[TEXT EXCERPT Boundary: Start]

That's me -- things take longer than I think, and my to do lists are too long.  I'm also reminded of my friend who described himself as "optimistic" because he always was ready later than he expected.

People with ADHD also have trouble with space.  They may have trouble telling left from right, and they may tend to bump into things.

We have trouble with sorting and filing, and one reason is because we think of all the possible exceptions, so we can't put things into neat categories.

We may have rapid internal processing, but difficulty taking in input and putting out output.  Selective attention is the ability choose what input to focus on.  Selective intention is the ability to choose which of many possible actions to take.  People with attention difficulty usually also have intention difficulty.

That's true of me, and also of my "optimistic" friend.

The authors did terribly at tennis lessons.  When they both started on Ritalin, both improved at tennis remarkably.  The reason was because of better cognitive processing.  Tennis requires that you see the motion of the ball, figure out its path, and get to the right place at the right time to hit it.

The book talks about how people with ADHD may lash out at others inappropriately.  I wonder how many domestic violence cases are a result of ADHD.

Paralysis of will: the output function ceases.  Someone asks you a question and you have no response.  You watch the ball fly by rather than trying to hit or catch it.

[TEXT EXCERPT Boundary: End]
[DATA FOR REVIEW Boundary: Start]

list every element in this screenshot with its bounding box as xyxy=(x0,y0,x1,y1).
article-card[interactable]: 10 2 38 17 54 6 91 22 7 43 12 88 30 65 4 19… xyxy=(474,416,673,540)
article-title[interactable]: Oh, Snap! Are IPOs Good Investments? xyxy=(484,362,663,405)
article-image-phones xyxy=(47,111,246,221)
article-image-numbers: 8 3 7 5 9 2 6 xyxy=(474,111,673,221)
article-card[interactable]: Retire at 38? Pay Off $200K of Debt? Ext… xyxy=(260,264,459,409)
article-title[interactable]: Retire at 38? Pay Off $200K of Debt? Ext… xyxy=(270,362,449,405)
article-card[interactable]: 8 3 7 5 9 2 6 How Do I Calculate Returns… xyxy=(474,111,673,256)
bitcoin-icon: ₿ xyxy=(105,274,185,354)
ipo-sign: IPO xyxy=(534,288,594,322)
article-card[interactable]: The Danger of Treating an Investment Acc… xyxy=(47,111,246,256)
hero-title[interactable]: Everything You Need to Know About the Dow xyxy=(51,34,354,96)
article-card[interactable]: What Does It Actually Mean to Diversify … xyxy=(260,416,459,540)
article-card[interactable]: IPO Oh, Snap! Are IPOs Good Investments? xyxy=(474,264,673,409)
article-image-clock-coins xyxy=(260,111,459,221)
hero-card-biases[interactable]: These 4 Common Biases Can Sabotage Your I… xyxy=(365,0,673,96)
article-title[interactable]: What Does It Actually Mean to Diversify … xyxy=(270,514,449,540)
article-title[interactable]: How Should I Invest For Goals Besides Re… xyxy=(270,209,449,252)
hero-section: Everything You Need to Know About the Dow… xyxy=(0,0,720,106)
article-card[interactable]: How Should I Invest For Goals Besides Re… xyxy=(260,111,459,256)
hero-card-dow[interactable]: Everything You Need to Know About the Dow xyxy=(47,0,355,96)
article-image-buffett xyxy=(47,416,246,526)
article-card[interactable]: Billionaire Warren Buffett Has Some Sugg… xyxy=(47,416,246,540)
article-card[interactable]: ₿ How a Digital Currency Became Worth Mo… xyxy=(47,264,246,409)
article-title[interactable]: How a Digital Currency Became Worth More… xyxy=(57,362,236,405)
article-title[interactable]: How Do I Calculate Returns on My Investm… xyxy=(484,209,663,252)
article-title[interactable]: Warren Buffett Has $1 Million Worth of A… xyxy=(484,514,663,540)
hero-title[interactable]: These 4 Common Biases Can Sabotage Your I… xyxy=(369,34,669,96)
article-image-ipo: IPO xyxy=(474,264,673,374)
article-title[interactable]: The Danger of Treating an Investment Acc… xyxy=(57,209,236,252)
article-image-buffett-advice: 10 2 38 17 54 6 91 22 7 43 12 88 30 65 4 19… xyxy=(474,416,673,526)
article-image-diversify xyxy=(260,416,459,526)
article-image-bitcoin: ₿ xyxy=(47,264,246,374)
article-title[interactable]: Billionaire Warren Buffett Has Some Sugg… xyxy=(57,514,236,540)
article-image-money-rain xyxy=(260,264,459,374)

[DATA FOR REVIEW Boundary: End]

(TASKS TO COMPLETE):
A – Answer each question from the ADHD text:
(i) What two difficulties with space may people with ADHD have?
(ii) What reason does the text give for trouble with sorting and filing?
(iii) What changed for the authors when they both started on Ritalin?
B – Can you sum up the ADHD text in two sentences?
The material plays no part in what is asked here.

(RESULTS OF THE EXERCISE):
A –
(i) They may have trouble telling left from right, and they may tend to bump into things.
(ii) They think of all the possible exceptions, so they can't put things into neat categories.
(iii) Both improved at tennis remarkably.

B – People with ADHD may have trouble with time, space, sorting and filing, and often with both selective attention and selective intention. The text says that Ritalin improved the authors' tennis through better cognitive processing, and that ADHD can lead to lashing out at others and to a "paralysis of will" in which the output function ceases.